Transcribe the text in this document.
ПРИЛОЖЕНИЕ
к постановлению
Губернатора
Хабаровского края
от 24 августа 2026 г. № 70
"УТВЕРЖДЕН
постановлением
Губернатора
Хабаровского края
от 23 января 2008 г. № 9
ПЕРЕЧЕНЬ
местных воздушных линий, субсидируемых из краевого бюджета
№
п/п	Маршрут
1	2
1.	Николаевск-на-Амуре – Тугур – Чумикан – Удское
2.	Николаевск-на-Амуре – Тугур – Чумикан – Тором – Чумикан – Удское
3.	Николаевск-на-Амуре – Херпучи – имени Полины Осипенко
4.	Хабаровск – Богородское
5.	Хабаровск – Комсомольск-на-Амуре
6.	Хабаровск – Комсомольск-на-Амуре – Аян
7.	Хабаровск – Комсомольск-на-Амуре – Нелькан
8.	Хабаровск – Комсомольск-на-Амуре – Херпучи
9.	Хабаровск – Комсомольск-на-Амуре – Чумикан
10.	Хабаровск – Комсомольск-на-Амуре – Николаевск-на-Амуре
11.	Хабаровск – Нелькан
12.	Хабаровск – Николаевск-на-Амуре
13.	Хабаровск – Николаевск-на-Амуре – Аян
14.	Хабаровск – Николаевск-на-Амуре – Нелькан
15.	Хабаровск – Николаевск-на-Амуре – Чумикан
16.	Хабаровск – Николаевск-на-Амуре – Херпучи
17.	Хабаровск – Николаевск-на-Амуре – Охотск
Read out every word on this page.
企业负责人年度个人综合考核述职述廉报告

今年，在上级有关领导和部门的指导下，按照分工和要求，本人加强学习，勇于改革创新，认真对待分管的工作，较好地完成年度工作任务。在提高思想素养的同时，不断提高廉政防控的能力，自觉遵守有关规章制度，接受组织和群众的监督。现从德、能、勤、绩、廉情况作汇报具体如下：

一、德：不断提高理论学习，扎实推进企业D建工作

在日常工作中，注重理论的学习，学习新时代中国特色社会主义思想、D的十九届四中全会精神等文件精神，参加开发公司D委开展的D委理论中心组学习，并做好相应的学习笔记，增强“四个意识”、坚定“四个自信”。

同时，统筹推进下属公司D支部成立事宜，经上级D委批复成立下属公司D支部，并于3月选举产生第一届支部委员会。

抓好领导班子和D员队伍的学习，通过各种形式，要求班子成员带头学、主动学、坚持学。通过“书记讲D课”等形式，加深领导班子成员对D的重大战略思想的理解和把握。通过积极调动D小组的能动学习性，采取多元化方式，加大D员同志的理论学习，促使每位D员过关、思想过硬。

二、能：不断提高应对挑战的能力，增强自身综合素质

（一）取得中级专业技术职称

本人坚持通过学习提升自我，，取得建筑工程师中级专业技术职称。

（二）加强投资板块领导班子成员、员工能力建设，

_Your task_. What is the number of lines in the data above that include the word "Удское"? Answer with that number only.

_Finished task_. 2